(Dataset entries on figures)
════

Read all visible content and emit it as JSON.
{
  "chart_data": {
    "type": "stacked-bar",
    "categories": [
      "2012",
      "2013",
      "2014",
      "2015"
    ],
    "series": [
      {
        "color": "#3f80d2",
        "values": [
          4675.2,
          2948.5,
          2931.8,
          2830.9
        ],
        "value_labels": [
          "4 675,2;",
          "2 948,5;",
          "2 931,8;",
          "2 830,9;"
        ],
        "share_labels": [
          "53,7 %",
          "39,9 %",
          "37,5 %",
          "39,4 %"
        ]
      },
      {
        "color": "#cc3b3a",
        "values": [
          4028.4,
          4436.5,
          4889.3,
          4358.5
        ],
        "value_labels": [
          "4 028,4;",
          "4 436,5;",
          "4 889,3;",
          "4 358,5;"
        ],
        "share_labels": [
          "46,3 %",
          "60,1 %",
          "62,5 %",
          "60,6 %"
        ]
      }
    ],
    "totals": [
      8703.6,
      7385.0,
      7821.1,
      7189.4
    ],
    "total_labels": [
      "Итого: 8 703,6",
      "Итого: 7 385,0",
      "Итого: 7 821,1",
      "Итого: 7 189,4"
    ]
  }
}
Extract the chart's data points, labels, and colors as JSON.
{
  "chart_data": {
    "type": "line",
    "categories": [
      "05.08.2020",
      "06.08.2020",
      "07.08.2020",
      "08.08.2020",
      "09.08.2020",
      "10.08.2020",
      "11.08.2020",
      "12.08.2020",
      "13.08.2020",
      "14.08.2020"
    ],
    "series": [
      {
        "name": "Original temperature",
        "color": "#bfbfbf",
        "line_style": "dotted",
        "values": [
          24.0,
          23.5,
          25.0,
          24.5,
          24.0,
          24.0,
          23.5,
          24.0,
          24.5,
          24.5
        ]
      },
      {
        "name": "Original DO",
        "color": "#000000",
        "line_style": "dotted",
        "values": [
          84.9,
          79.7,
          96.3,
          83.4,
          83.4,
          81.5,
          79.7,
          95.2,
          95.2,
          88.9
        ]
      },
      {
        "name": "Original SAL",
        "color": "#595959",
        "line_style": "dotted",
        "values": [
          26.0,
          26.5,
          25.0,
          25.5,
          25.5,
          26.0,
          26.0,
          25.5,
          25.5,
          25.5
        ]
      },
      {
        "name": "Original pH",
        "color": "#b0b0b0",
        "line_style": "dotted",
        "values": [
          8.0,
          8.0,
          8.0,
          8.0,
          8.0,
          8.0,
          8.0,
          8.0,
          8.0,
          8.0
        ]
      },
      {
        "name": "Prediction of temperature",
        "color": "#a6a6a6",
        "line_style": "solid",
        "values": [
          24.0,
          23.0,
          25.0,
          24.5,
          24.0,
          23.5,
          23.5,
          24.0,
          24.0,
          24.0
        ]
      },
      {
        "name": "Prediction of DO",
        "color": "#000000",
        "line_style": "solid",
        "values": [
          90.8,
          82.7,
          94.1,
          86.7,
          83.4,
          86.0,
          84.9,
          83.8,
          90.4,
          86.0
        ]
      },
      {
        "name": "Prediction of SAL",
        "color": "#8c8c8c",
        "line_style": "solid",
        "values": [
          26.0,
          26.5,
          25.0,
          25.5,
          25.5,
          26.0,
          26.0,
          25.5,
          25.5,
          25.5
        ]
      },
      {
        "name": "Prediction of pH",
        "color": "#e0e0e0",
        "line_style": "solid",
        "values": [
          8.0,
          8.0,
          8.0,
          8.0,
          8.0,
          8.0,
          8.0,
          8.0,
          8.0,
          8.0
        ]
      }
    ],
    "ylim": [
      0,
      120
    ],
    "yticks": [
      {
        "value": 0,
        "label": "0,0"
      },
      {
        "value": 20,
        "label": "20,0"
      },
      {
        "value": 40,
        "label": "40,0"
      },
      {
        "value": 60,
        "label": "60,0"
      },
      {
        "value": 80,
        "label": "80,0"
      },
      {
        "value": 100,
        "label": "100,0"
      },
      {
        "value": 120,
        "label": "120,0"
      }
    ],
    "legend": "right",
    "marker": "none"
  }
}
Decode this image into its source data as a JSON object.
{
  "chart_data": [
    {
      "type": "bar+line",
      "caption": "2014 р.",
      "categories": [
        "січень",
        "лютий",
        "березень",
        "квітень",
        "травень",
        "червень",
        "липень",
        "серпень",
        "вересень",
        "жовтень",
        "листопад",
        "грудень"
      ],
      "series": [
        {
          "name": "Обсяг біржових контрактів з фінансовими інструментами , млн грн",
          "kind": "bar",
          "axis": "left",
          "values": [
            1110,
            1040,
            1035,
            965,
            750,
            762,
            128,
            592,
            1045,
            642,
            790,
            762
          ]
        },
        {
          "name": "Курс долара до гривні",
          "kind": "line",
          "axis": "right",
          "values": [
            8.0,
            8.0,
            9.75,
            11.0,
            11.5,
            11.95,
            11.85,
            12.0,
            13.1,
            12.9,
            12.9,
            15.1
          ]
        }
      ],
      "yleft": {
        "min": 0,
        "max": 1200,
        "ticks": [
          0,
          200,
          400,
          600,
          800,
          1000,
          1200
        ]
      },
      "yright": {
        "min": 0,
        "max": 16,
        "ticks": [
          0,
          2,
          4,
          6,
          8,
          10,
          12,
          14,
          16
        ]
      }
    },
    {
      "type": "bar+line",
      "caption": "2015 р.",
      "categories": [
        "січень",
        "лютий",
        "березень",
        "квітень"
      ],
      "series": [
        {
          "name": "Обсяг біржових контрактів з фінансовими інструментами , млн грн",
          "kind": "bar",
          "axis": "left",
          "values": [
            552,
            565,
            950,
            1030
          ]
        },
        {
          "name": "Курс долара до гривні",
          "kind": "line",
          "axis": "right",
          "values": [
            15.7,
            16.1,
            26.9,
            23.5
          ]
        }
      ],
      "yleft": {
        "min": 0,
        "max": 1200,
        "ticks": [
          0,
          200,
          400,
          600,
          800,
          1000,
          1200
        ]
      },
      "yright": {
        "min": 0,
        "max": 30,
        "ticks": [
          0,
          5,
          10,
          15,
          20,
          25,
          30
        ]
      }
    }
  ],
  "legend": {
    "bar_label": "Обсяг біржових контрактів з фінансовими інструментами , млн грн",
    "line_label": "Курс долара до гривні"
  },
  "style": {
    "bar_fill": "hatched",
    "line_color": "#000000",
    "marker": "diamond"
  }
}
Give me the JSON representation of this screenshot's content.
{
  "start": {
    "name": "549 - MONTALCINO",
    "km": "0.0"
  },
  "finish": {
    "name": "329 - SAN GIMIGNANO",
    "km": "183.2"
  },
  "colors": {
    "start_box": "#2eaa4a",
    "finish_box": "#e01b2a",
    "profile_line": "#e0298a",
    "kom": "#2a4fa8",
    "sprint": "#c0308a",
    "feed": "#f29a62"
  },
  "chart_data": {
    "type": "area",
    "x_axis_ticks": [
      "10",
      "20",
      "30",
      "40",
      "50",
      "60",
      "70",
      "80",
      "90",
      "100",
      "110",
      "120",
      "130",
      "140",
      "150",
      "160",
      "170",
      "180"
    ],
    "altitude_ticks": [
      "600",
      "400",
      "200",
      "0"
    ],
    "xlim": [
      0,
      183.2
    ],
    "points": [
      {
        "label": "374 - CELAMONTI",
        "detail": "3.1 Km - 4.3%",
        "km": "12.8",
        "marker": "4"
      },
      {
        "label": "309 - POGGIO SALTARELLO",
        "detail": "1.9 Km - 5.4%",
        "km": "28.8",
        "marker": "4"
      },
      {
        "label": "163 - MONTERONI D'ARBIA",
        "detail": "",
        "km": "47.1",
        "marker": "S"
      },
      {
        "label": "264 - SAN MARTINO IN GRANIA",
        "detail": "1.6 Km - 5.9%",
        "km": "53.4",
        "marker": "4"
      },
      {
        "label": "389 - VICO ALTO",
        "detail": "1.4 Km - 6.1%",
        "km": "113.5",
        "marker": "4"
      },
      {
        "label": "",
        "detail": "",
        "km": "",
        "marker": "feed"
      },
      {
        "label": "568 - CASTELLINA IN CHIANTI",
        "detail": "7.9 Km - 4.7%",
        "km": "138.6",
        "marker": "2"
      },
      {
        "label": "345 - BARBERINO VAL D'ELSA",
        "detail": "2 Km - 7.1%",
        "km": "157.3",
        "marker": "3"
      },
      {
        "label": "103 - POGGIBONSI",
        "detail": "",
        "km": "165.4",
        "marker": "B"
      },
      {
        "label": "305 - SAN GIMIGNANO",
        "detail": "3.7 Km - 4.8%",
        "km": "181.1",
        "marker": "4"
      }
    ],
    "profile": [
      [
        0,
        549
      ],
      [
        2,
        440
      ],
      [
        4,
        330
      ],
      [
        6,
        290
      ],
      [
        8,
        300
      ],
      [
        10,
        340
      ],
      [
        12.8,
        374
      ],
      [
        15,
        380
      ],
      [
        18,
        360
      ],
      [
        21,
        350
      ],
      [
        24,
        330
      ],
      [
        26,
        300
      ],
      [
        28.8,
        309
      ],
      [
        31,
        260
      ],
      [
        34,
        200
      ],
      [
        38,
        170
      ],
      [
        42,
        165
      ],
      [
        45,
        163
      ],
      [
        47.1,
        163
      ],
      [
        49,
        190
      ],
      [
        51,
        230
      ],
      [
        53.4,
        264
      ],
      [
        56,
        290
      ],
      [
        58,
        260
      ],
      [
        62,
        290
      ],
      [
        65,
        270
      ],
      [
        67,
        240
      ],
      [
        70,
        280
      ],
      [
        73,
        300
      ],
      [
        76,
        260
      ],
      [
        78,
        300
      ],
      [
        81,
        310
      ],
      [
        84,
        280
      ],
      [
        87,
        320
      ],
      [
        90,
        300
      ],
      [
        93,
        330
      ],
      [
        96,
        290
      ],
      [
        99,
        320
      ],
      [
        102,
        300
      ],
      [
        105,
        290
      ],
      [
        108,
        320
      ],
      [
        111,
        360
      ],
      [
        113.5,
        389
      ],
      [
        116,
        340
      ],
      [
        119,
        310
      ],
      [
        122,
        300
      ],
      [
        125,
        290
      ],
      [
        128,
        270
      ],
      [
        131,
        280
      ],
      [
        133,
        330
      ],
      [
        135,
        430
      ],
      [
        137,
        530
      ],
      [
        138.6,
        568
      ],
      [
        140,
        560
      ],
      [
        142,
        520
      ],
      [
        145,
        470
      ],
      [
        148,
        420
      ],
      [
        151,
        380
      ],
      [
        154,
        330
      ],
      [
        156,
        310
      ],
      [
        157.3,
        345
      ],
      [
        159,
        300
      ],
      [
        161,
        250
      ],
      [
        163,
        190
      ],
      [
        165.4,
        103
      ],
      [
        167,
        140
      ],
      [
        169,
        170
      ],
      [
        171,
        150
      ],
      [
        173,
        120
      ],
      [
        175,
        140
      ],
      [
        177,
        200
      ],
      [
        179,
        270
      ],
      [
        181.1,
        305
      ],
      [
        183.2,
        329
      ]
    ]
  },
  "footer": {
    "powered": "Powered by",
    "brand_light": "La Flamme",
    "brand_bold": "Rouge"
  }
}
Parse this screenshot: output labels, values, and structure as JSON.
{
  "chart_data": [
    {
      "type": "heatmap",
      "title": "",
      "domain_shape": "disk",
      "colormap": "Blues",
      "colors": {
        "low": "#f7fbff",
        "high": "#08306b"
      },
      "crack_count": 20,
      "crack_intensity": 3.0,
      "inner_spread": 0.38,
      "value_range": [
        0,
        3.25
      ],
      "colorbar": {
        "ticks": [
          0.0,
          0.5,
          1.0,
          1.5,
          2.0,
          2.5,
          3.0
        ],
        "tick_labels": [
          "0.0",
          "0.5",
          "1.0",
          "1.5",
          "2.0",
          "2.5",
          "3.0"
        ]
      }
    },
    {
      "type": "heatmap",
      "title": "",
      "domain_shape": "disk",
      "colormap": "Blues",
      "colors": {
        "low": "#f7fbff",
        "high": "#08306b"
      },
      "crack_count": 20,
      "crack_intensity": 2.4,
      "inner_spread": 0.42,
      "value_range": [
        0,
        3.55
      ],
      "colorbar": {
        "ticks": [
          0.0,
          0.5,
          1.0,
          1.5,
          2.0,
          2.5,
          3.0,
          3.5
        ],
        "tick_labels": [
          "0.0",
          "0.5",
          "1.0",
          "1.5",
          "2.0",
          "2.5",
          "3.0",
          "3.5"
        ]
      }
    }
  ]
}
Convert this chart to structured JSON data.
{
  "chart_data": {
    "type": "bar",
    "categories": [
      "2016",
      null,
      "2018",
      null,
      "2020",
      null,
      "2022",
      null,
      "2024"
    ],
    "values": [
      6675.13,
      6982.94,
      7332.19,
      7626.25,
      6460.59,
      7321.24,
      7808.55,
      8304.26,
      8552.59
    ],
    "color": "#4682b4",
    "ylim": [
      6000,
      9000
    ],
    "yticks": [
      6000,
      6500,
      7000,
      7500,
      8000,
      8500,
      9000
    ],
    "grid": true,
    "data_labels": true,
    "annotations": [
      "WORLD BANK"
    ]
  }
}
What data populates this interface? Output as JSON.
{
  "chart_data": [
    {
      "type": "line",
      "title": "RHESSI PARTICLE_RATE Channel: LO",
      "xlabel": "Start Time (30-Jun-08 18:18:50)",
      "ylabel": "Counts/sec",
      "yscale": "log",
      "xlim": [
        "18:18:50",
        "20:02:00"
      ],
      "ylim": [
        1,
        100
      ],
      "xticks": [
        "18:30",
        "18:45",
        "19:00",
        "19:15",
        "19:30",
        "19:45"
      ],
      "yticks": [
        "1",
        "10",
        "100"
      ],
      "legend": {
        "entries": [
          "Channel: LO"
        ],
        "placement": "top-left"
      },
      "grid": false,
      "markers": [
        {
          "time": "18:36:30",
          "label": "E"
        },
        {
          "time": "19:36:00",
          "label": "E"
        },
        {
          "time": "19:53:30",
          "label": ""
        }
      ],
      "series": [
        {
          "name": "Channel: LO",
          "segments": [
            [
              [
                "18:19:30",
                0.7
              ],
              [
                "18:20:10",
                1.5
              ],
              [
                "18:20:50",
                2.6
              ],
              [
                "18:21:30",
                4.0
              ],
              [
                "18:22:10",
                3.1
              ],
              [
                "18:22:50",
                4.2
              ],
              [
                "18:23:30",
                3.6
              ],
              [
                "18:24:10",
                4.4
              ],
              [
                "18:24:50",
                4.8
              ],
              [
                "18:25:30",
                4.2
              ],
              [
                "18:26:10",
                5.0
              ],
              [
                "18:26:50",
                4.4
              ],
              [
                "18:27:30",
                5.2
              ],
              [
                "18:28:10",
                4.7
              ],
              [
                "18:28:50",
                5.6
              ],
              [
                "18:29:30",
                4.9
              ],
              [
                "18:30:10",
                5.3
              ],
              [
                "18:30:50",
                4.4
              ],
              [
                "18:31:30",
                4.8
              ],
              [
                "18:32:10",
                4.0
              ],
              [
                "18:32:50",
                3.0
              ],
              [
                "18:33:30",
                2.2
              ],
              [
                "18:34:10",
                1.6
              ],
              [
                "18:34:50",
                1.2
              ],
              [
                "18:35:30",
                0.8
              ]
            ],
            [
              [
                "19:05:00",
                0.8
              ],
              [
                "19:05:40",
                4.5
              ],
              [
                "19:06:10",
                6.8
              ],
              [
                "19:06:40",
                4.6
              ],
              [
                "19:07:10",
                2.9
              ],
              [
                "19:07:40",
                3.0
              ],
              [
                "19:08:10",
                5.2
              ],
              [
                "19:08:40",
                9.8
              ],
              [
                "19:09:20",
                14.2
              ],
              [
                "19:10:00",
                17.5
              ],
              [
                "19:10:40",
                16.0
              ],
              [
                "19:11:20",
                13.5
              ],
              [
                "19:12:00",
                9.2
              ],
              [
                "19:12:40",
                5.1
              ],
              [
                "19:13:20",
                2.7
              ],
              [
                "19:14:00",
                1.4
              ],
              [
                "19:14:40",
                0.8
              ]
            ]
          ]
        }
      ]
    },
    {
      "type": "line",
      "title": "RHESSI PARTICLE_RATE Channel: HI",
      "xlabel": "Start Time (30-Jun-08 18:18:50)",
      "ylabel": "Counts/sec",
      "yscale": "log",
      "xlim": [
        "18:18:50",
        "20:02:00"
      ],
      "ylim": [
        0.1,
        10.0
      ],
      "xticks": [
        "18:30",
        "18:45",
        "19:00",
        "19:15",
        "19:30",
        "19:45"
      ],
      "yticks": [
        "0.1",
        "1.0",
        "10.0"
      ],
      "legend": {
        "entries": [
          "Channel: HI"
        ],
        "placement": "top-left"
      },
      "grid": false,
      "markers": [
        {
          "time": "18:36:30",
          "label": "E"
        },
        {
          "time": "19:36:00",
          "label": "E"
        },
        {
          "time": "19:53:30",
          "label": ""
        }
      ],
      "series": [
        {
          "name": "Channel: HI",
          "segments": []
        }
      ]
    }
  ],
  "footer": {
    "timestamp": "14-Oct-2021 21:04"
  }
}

════

#### [DIRECTIONS]
Return a copy of every line that includes the word "title".

#### [RESPONSE FOR THIS EXERCISE]
      "title": "",
      "title": "",
      "title": "RHESSI PARTICLE_RATE Channel: LO",
      "title": "RHESSI PARTICLE_RATE Channel: HI",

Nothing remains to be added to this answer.